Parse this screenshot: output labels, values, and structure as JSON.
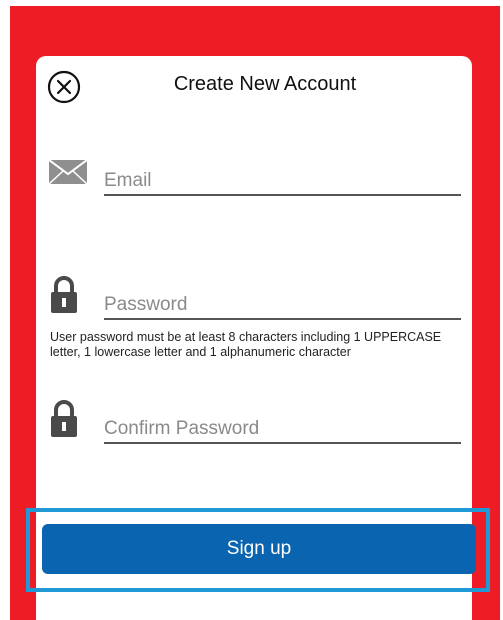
{
  "header": {
    "title": "Create New Account"
  },
  "fields": {
    "email_placeholder": "Email",
    "password_placeholder": "Password",
    "confirm_placeholder": "Confirm Password"
  },
  "password_hint": "User password must be at least 8 characters including 1 UPPERCASE letter, 1 lowercase letter and 1 alphanumeric character",
  "actions": {
    "signup_label": "Sign up"
  },
  "colors": {
    "background": "#ee1c25",
    "button": "#0a64b0",
    "highlight": "#1f9ad6"
  },
  "icons": {
    "close": "close-circle-icon",
    "email": "envelope-icon",
    "password": "lock-icon"
  }
}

* Short exercise
Your copy should match the entries exactly, minus the pictures.

* Finished exercise
Parse this screenshot: output labels, values, and structure as JSON.
{
  "header": {
    "title": "Create New Account"
  },
  "fields": {
    "email_placeholder": "Email",
    "password_placeholder": "Password",
    "confirm_placeholder": "Confirm Password"
  },
  "password_hint": "User password must be at least 8 characters including 1 UPPERCASE letter, 1 lowercase letter and 1 alphanumeric character",
  "actions": {
    "signup_label": "Sign up"
  },
  "colors": {
    "background": "#ee1c25",
    "button": "#0a64b0",
    "highlight": "#1f9ad6"
  },
  "icons": {
    "close": "close-circle-icon",
    "email": "envelope-icon",
    "password": "lock-icon"
  }
}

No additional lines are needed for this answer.